[Short task]:
Select, from the material below, each line with "식당봉사의" in it.

[Extracted records]
----

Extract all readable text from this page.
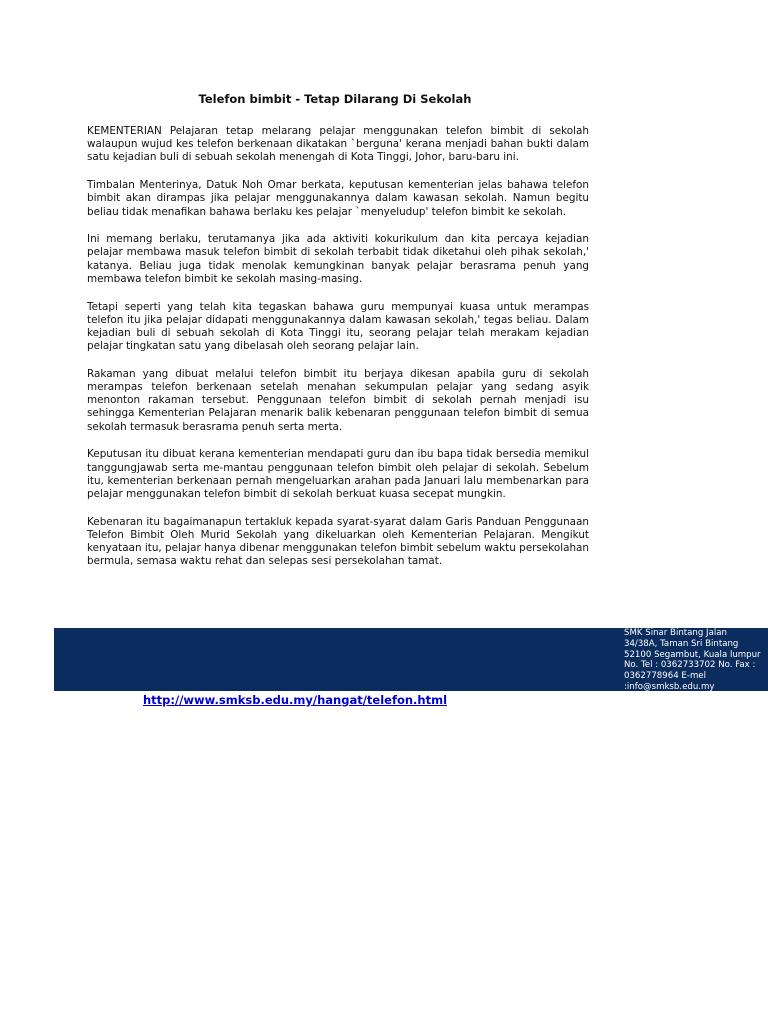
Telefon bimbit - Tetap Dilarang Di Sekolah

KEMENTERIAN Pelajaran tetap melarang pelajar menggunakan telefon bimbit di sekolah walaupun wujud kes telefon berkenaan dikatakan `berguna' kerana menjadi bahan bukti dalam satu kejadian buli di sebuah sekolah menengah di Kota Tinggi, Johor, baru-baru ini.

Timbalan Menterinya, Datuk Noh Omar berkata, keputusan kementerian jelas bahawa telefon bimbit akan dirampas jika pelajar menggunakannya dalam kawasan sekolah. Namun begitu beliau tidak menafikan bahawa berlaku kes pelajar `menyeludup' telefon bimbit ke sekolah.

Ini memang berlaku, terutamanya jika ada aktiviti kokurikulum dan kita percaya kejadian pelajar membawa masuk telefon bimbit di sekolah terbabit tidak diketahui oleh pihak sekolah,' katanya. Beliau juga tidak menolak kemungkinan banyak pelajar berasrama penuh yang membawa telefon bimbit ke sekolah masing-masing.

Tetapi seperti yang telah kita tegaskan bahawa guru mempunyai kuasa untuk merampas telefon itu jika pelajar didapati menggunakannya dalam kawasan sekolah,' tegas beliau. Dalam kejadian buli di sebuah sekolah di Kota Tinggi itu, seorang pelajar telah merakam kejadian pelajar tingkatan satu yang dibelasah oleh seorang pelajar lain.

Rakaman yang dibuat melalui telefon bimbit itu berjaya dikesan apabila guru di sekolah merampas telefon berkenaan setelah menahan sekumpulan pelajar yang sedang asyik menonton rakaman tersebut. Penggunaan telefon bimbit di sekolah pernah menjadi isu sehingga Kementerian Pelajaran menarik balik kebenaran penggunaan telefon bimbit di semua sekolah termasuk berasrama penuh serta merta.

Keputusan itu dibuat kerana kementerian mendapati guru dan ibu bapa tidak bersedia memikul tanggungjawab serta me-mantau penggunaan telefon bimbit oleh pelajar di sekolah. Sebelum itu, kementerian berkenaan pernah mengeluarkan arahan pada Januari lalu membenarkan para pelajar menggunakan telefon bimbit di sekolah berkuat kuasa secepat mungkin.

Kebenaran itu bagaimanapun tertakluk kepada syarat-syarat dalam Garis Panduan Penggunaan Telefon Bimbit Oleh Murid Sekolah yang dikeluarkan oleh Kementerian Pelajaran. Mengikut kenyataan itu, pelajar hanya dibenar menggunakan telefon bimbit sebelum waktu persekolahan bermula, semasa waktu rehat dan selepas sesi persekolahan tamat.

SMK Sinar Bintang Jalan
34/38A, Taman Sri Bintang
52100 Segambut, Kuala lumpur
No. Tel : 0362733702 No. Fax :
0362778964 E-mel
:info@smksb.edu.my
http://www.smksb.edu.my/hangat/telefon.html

----

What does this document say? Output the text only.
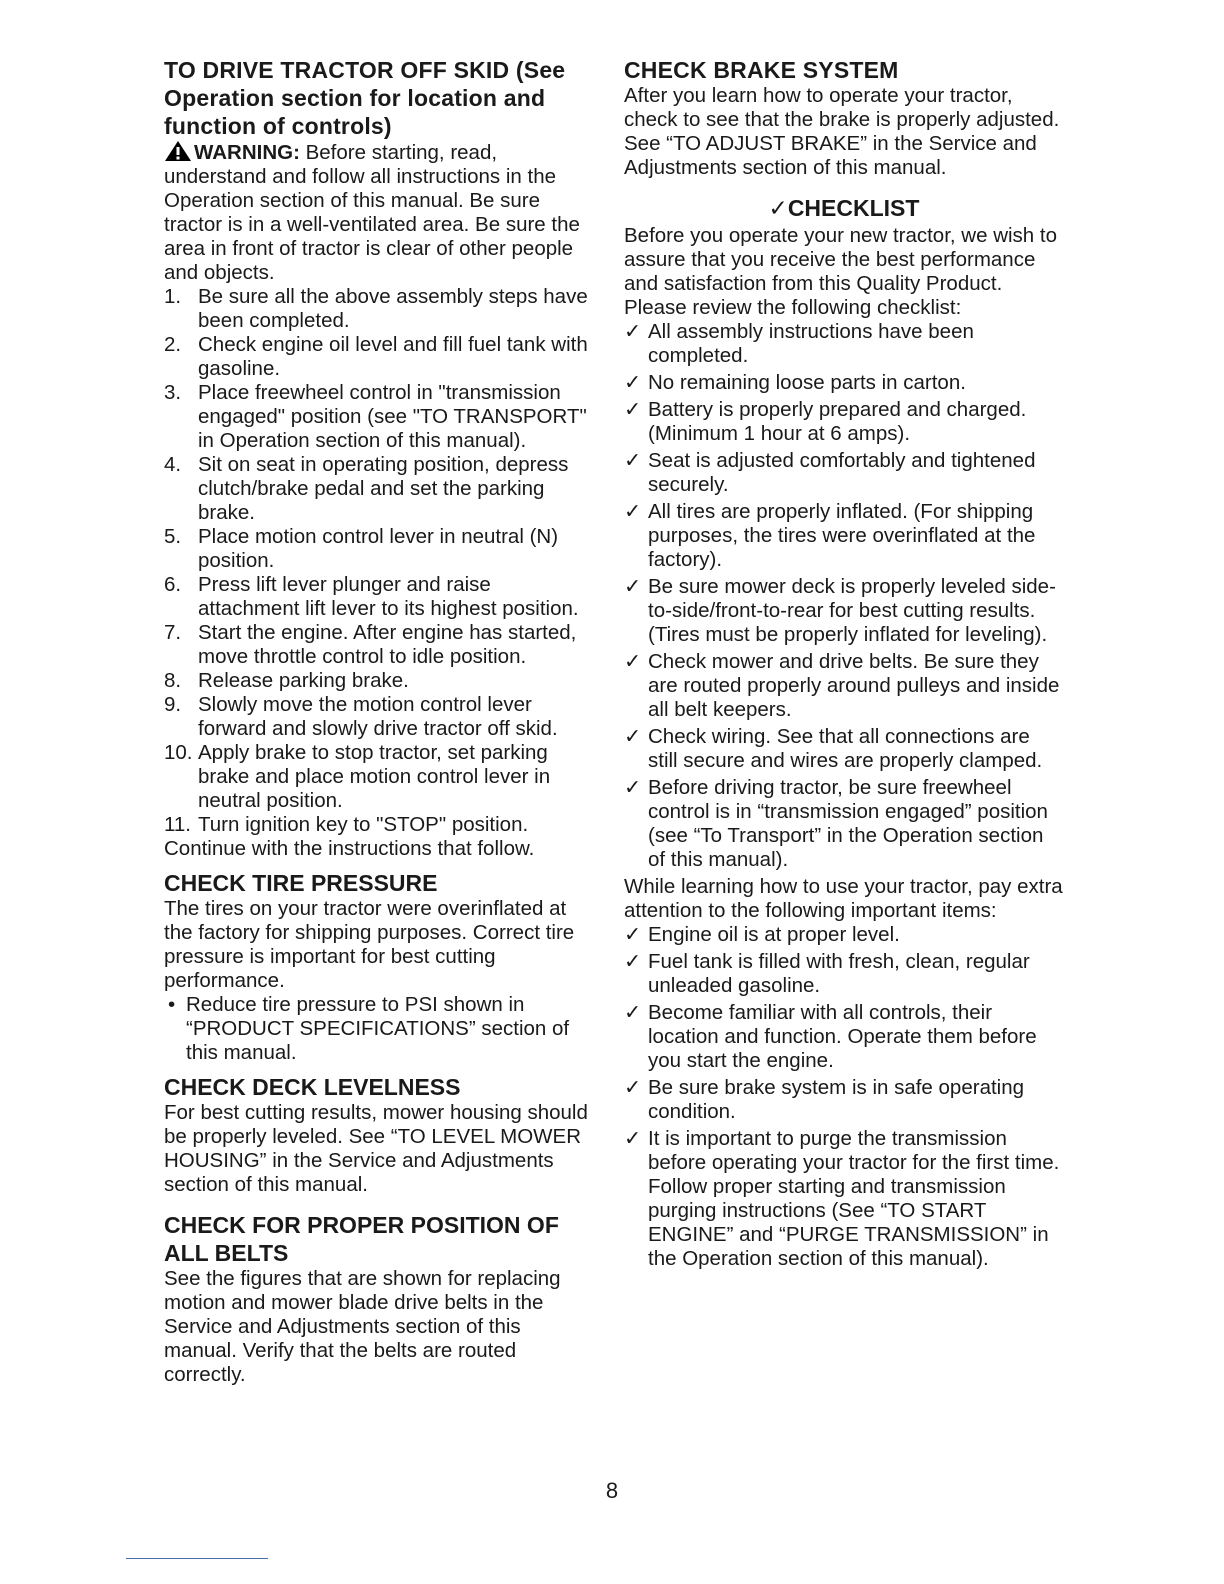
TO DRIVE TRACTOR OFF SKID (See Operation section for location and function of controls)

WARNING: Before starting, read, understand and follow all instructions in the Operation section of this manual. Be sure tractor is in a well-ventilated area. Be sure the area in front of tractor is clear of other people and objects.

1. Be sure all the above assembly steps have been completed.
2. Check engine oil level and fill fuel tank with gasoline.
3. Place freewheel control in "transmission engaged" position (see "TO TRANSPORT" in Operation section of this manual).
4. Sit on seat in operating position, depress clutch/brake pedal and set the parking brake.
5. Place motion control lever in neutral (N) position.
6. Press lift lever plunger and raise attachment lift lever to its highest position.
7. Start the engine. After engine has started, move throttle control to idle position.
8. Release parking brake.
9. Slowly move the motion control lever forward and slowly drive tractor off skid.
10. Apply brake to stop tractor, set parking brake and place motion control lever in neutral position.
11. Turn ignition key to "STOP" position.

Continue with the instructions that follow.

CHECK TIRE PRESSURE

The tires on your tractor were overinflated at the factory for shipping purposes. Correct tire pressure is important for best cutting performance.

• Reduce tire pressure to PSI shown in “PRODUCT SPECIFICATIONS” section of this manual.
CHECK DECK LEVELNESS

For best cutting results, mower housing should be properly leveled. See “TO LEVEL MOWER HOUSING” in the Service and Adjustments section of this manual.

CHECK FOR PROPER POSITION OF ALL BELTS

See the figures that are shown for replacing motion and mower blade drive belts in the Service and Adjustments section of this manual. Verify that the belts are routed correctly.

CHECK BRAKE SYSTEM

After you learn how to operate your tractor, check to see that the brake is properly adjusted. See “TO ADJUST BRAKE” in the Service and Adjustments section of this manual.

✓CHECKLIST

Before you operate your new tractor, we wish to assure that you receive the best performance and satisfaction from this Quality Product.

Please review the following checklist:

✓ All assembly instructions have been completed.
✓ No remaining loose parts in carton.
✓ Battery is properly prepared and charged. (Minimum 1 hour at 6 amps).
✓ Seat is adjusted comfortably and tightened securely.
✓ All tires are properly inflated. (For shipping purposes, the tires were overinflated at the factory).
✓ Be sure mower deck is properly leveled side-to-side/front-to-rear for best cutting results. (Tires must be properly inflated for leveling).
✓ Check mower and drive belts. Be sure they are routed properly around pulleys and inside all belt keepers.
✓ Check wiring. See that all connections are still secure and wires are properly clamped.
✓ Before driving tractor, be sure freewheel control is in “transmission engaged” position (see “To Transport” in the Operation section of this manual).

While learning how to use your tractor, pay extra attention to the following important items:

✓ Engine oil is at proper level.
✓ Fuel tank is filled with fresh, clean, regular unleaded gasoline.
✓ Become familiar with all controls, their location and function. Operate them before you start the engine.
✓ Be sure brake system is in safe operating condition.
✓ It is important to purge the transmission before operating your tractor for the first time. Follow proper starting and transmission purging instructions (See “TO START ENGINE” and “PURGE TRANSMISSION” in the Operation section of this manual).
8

----

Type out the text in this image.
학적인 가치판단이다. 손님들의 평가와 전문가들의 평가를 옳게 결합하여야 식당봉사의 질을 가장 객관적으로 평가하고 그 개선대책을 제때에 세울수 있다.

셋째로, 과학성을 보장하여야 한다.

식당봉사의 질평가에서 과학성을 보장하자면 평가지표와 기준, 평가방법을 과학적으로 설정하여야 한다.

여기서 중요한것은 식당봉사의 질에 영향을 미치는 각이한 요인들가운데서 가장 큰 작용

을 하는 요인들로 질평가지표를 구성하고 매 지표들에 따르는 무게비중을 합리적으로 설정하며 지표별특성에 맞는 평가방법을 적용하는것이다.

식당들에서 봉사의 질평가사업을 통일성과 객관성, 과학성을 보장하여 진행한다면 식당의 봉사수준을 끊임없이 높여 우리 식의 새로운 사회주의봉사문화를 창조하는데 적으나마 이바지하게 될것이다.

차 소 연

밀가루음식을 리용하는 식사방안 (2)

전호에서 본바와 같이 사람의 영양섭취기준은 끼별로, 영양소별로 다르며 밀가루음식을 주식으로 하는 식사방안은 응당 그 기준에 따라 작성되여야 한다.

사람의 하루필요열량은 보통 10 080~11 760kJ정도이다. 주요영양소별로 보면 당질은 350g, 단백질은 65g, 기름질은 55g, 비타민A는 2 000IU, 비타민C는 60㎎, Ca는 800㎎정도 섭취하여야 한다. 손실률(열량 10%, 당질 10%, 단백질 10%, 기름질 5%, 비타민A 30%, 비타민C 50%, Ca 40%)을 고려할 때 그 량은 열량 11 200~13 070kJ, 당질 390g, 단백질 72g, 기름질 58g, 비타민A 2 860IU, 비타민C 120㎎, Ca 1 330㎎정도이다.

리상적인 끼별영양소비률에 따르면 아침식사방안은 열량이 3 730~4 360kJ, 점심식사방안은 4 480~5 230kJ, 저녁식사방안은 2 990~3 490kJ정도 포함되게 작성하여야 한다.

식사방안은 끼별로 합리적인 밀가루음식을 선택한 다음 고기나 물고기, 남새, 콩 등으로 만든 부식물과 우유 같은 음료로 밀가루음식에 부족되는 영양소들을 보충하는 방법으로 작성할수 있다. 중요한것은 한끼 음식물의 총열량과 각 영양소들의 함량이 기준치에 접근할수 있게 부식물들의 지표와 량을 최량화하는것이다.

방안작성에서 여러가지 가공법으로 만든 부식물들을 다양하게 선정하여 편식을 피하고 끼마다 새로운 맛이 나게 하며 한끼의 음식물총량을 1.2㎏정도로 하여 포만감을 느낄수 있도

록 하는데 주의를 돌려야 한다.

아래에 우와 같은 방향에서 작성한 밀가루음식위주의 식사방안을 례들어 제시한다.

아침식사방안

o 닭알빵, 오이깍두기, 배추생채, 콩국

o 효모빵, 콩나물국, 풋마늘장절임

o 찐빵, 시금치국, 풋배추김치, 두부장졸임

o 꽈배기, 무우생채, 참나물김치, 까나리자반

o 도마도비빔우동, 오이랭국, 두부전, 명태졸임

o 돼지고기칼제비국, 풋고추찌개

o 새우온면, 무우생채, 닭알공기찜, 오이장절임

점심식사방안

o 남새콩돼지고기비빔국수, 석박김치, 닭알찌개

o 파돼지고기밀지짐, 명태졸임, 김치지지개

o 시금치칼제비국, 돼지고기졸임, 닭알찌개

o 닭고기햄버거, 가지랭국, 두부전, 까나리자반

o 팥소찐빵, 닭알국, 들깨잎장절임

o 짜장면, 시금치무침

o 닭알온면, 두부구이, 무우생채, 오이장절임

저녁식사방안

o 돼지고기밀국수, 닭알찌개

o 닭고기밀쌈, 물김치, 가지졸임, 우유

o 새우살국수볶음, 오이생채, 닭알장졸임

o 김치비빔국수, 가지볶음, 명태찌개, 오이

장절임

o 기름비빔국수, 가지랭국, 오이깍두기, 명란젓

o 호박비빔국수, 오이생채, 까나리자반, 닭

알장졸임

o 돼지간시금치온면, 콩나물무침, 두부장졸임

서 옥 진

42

----

[Full output]:
학적인 가치판단이다. 손님들의 평가와 전문가들의 평가를 옳게 결합하여야 식당봉사의 질을 가장 객관적으로 평가하고 그 개선대책을 제때에 세울수 있다.
식당봉사의 질평가에서 과학성을 보장하자면 평가지표와 기준, 평가방법을 과학적으로 설정하여야 한다.
여기서 중요한것은 식당봉사의 질에 영향을 미치는 각이한 요인들가운데서 가장 큰 작용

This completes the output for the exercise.